• [INSTRUCTIONS FOR THE TASK]: Leave out any pictures and transcribe all other data below exactly.

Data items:
++++++++

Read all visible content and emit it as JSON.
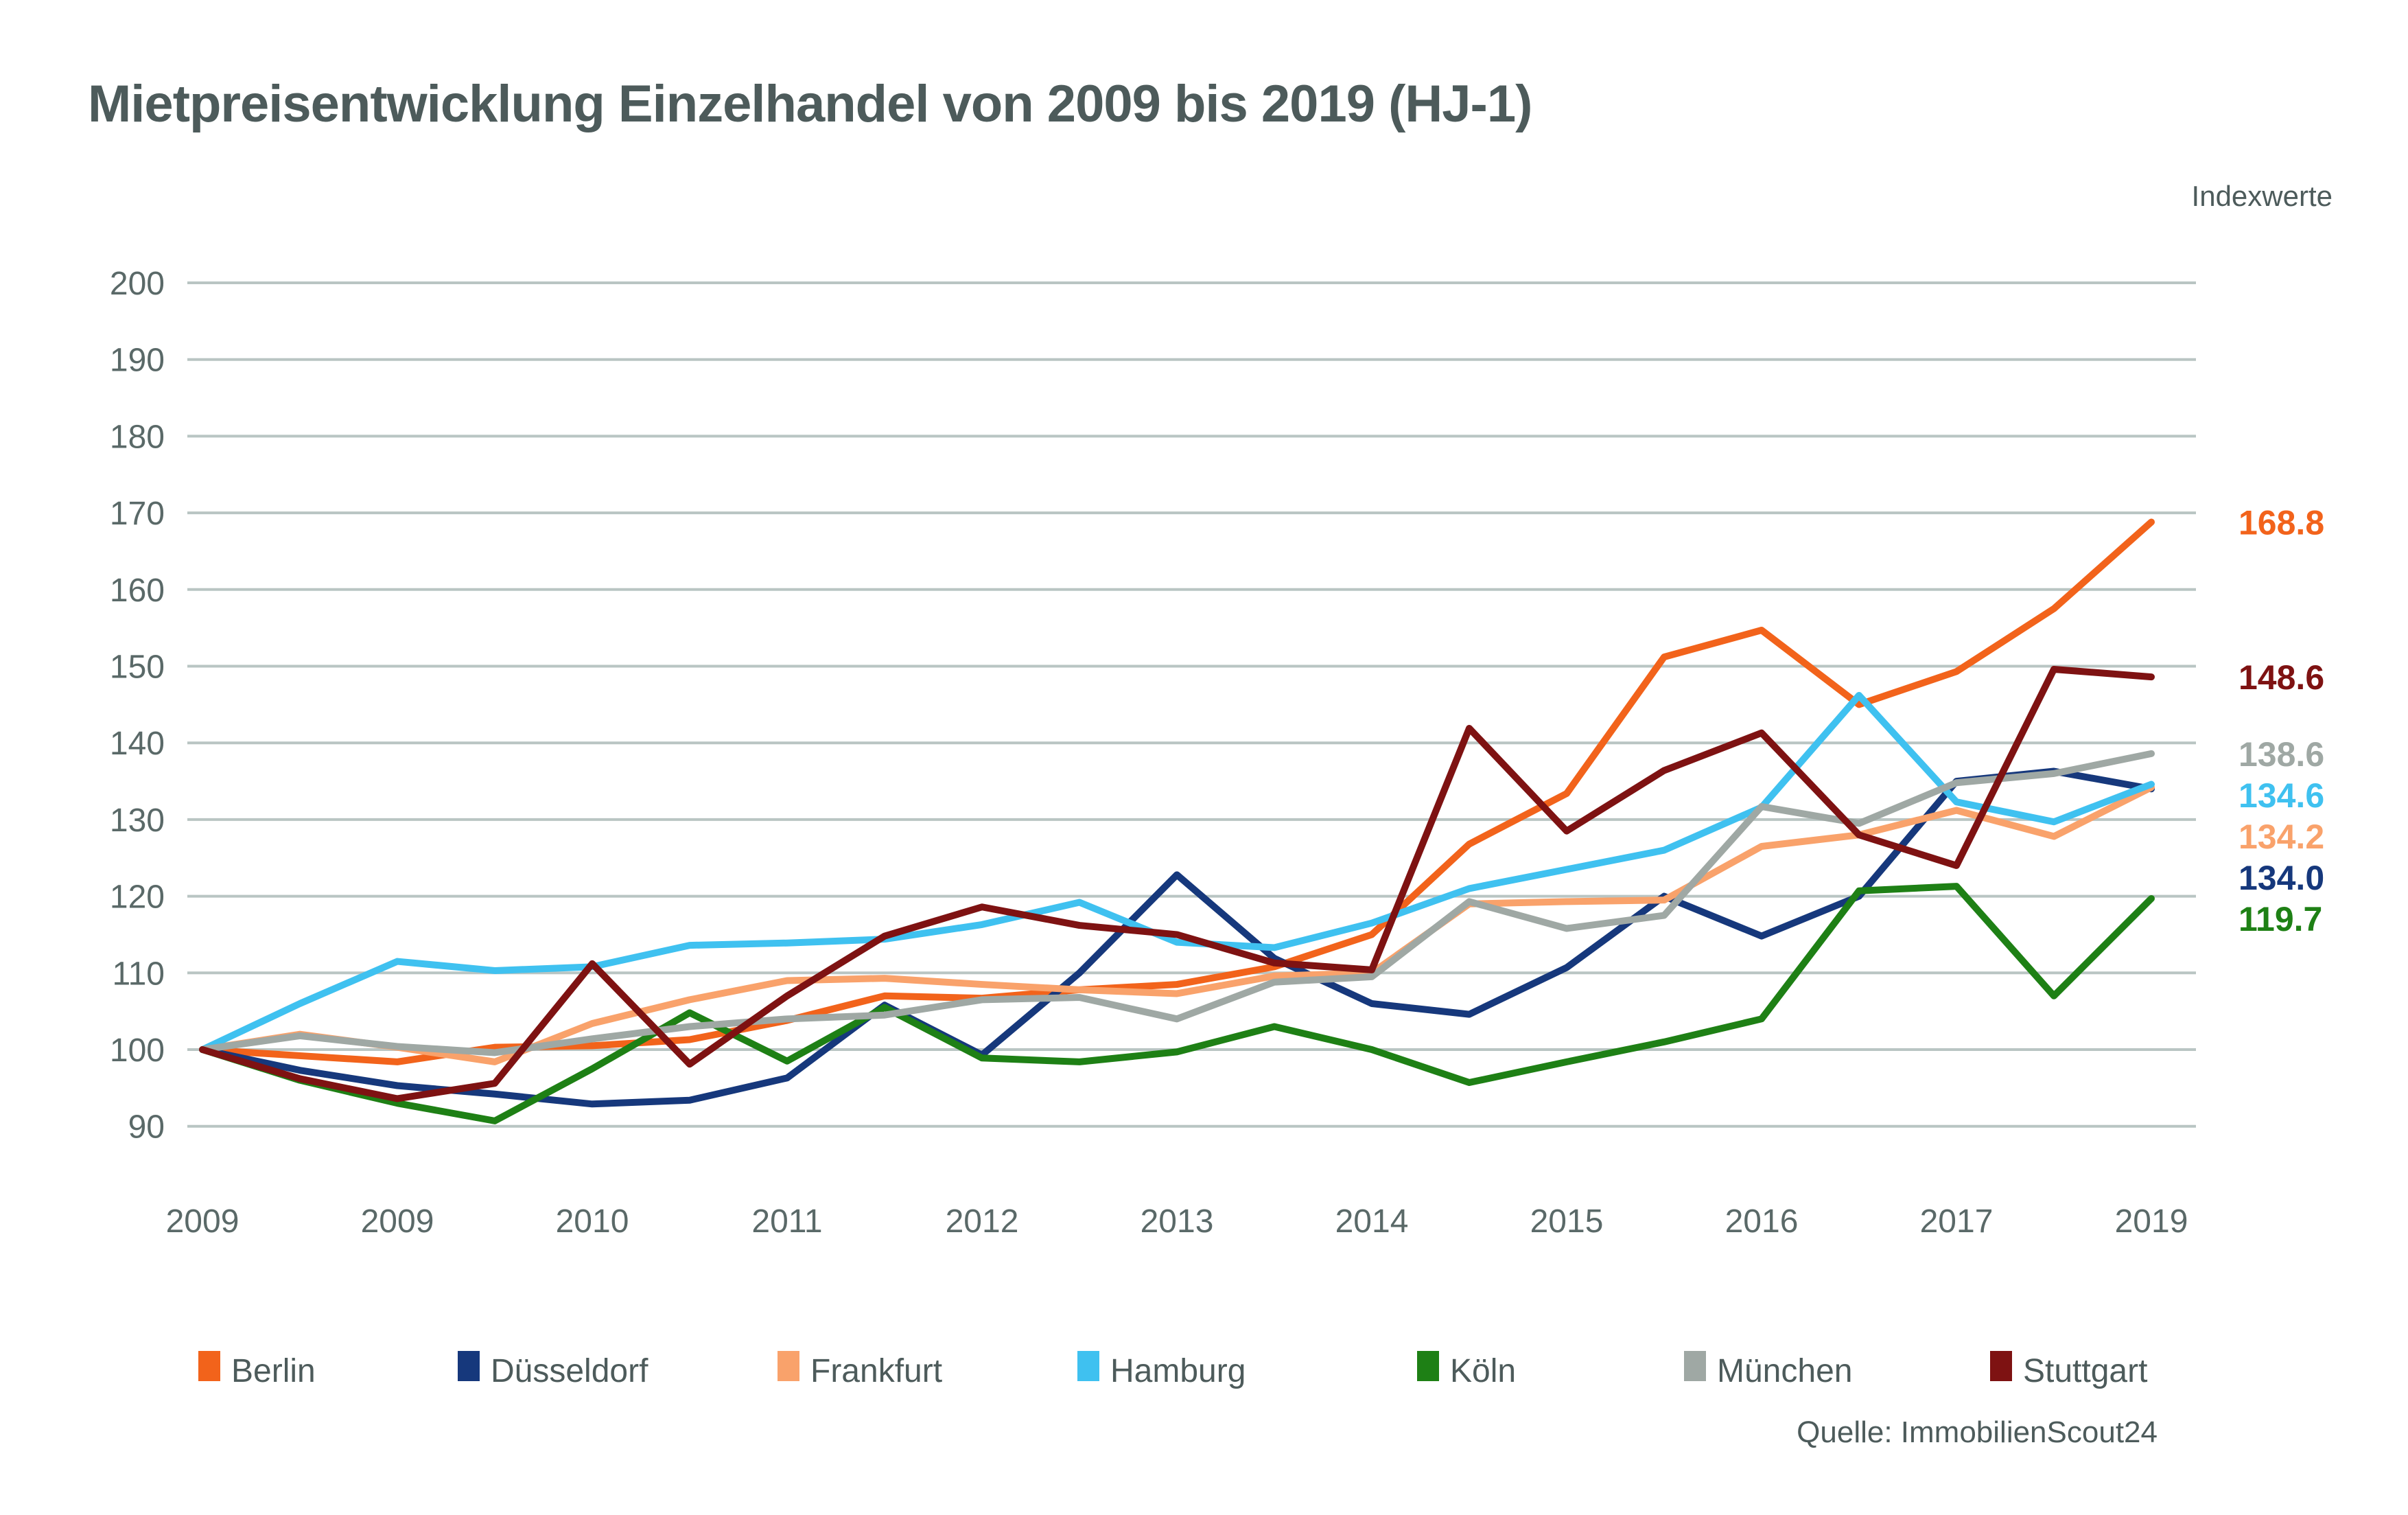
{
  "header": {
    "title": "Mietpreisentwicklung Einzelhandel von 2009 bis 2019 (HJ-1)",
    "unit_label": "Indexwerte"
  },
  "footer": {
    "source": "Quelle: ImmobilienScout24"
  },
  "chart_data": {
    "type": "line",
    "title": "Mietpreisentwicklung Einzelhandel von 2009 bis 2019 (HJ-1)",
    "ylabel": "Indexwerte",
    "ylim": [
      90,
      200
    ],
    "y_ticks": [
      200,
      190,
      180,
      170,
      160,
      150,
      140,
      130,
      120,
      110,
      100,
      90
    ],
    "grid": "horizontal",
    "legend_position": "bottom",
    "x_tick_labels": [
      "2009",
      "2009",
      "2010",
      "2011",
      "2012",
      "2013",
      "2014",
      "2015",
      "2016",
      "2017",
      "2019"
    ],
    "points_per_series": 21,
    "x_note": "half-year steps 2009 HJ-1 to 2019 HJ-1; axis labels sit at every second point",
    "series": [
      {
        "name": "Berlin",
        "color": "#f2631b",
        "end_label": "168.8",
        "values": [
          100,
          99.2,
          98.4,
          100.3,
          100.5,
          101.3,
          103.8,
          107.0,
          106.7,
          107.8,
          108.5,
          110.8,
          115.0,
          126.8,
          133.4,
          151.2,
          154.7,
          145.0,
          149.3,
          157.5,
          168.8
        ]
      },
      {
        "name": "Düsseldorf",
        "color": "#16387c",
        "end_label": "134.0",
        "values": [
          100,
          97.3,
          95.3,
          94.2,
          92.9,
          93.4,
          96.3,
          105.8,
          99.3,
          110.0,
          122.8,
          111.9,
          106.0,
          104.6,
          110.7,
          120.0,
          114.8,
          120.0,
          135.0,
          136.3,
          134.0
        ]
      },
      {
        "name": "Frankfurt",
        "color": "#f9a26b",
        "end_label": "134.2",
        "values": [
          100,
          102.0,
          100.3,
          98.4,
          103.4,
          106.5,
          109.0,
          109.3,
          108.5,
          107.8,
          107.3,
          109.6,
          110.0,
          119.0,
          119.3,
          119.5,
          126.5,
          128.0,
          131.2,
          127.8,
          134.2
        ]
      },
      {
        "name": "Hamburg",
        "color": "#3fc1f0",
        "end_label": "134.6",
        "values": [
          100,
          106.0,
          111.5,
          110.3,
          110.8,
          113.6,
          113.9,
          114.4,
          116.3,
          119.2,
          114.0,
          113.3,
          116.5,
          121.0,
          123.5,
          126.0,
          131.6,
          146.2,
          132.3,
          129.7,
          134.6
        ]
      },
      {
        "name": "Köln",
        "color": "#1e8015",
        "end_label": "119.7",
        "values": [
          100,
          96.0,
          93.0,
          90.7,
          97.5,
          104.8,
          98.5,
          105.5,
          98.9,
          98.4,
          99.7,
          103.0,
          100.0,
          95.7,
          98.4,
          101.0,
          104.0,
          120.7,
          121.3,
          107.0,
          119.7
        ]
      },
      {
        "name": "München",
        "color": "#9fa8a4",
        "end_label": "138.6",
        "values": [
          100,
          101.8,
          100.4,
          99.6,
          101.4,
          103.0,
          104.0,
          104.5,
          106.5,
          106.8,
          104.0,
          108.8,
          109.5,
          119.3,
          115.8,
          117.5,
          131.7,
          129.5,
          134.8,
          136.0,
          138.6
        ]
      },
      {
        "name": "Stuttgart",
        "color": "#7e1212",
        "end_label": "148.6",
        "values": [
          100,
          96.2,
          93.6,
          95.6,
          111.2,
          98.1,
          107.0,
          114.8,
          118.6,
          116.2,
          115.0,
          111.3,
          110.4,
          141.9,
          128.5,
          136.4,
          141.3,
          128.0,
          124.0,
          149.6,
          148.6
        ]
      }
    ]
  }
}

++++++++

• [WORKED SOLUTION]:
Read all visible content and emit it as JSON.
{
  "header": {
    "title": "Mietpreisentwicklung Einzelhandel von 2009 bis 2019 (HJ-1)",
    "unit_label": "Indexwerte"
  },
  "footer": {
    "source": "Quelle: ImmobilienScout24"
  },
  "chart_data": {
    "type": "line",
    "title": "Mietpreisentwicklung Einzelhandel von 2009 bis 2019 (HJ-1)",
    "ylabel": "Indexwerte",
    "ylim": [
      90,
      200
    ],
    "y_ticks": [
      200,
      190,
      180,
      170,
      160,
      150,
      140,
      130,
      120,
      110,
      100,
      90
    ],
    "grid": "horizontal",
    "legend_position": "bottom",
    "x_tick_labels": [
      "2009",
      "2009",
      "2010",
      "2011",
      "2012",
      "2013",
      "2014",
      "2015",
      "2016",
      "2017",
      "2019"
    ],
    "points_per_series": 21,
    "x_note": "half-year steps 2009 HJ-1 to 2019 HJ-1; axis labels sit at every second point",
    "series": [
      {
        "name": "Berlin",
        "color": "#f2631b",
        "end_label": "168.8",
        "values": [
          100,
          99.2,
          98.4,
          100.3,
          100.5,
          101.3,
          103.8,
          107.0,
          106.7,
          107.8,
          108.5,
          110.8,
          115.0,
          126.8,
          133.4,
          151.2,
          154.7,
          145.0,
          149.3,
          157.5,
          168.8
        ]
      },
      {
        "name": "Düsseldorf",
        "color": "#16387c",
        "end_label": "134.0",
        "values": [
          100,
          97.3,
          95.3,
          94.2,
          92.9,
          93.4,
          96.3,
          105.8,
          99.3,
          110.0,
          122.8,
          111.9,
          106.0,
          104.6,
          110.7,
          120.0,
          114.8,
          120.0,
          135.0,
          136.3,
          134.0
        ]
      },
      {
        "name": "Frankfurt",
        "color": "#f9a26b",
        "end_label": "134.2",
        "values": [
          100,
          102.0,
          100.3,
          98.4,
          103.4,
          106.5,
          109.0,
          109.3,
          108.5,
          107.8,
          107.3,
          109.6,
          110.0,
          119.0,
          119.3,
          119.5,
          126.5,
          128.0,
          131.2,
          127.8,
          134.2
        ]
      },
      {
        "name": "Hamburg",
        "color": "#3fc1f0",
        "end_label": "134.6",
        "values": [
          100,
          106.0,
          111.5,
          110.3,
          110.8,
          113.6,
          113.9,
          114.4,
          116.3,
          119.2,
          114.0,
          113.3,
          116.5,
          121.0,
          123.5,
          126.0,
          131.6,
          146.2,
          132.3,
          129.7,
          134.6
        ]
      },
      {
        "name": "Köln",
        "color": "#1e8015",
        "end_label": "119.7",
        "values": [
          100,
          96.0,
          93.0,
          90.7,
          97.5,
          104.8,
          98.5,
          105.5,
          98.9,
          98.4,
          99.7,
          103.0,
          100.0,
          95.7,
          98.4,
          101.0,
          104.0,
          120.7,
          121.3,
          107.0,
          119.7
        ]
      },
      {
        "name": "München",
        "color": "#9fa8a4",
        "end_label": "138.6",
        "values": [
          100,
          101.8,
          100.4,
          99.6,
          101.4,
          103.0,
          104.0,
          104.5,
          106.5,
          106.8,
          104.0,
          108.8,
          109.5,
          119.3,
          115.8,
          117.5,
          131.7,
          129.5,
          134.8,
          136.0,
          138.6
        ]
      },
      {
        "name": "Stuttgart",
        "color": "#7e1212",
        "end_label": "148.6",
        "values": [
          100,
          96.2,
          93.6,
          95.6,
          111.2,
          98.1,
          107.0,
          114.8,
          118.6,
          116.2,
          115.0,
          111.3,
          110.4,
          141.9,
          128.5,
          136.4,
          141.3,
          128.0,
          124.0,
          149.6,
          148.6
        ]
      }
    ]
  }
}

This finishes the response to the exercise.